- **Aim of the task**
Tally every line of the listing below that holds "this", then give the tally alone.

[A block of data]
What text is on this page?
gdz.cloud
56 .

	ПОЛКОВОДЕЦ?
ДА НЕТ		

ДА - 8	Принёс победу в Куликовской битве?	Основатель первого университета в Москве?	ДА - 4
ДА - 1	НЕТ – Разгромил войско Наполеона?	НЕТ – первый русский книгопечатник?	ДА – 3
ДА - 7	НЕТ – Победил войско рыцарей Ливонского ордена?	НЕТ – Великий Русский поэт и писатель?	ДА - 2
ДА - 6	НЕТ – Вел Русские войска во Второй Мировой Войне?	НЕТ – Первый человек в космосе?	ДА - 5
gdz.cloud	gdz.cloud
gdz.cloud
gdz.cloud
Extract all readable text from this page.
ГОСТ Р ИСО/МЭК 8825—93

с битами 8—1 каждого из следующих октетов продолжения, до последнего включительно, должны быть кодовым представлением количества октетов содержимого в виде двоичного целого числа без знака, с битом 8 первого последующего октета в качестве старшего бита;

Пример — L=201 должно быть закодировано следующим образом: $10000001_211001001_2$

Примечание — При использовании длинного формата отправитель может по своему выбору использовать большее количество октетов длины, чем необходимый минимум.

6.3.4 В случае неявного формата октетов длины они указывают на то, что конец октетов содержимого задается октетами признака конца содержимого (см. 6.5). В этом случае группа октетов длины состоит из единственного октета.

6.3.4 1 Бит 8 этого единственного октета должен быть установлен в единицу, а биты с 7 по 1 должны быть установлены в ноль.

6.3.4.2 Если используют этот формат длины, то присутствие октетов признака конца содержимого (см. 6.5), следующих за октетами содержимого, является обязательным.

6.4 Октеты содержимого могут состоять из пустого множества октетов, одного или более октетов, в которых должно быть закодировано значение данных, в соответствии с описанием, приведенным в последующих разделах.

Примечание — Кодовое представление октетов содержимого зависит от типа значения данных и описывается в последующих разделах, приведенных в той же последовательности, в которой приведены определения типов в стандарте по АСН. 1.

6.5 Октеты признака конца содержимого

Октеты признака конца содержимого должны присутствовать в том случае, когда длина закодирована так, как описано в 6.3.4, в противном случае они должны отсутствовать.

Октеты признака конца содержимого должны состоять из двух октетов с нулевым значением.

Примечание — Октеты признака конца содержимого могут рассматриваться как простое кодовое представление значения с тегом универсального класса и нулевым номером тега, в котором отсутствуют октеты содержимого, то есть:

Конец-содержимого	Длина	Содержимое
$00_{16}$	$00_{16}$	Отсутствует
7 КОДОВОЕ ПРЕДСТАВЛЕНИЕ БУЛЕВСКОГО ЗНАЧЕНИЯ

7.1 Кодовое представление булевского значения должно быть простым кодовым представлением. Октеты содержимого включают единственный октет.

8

- **Task response**
2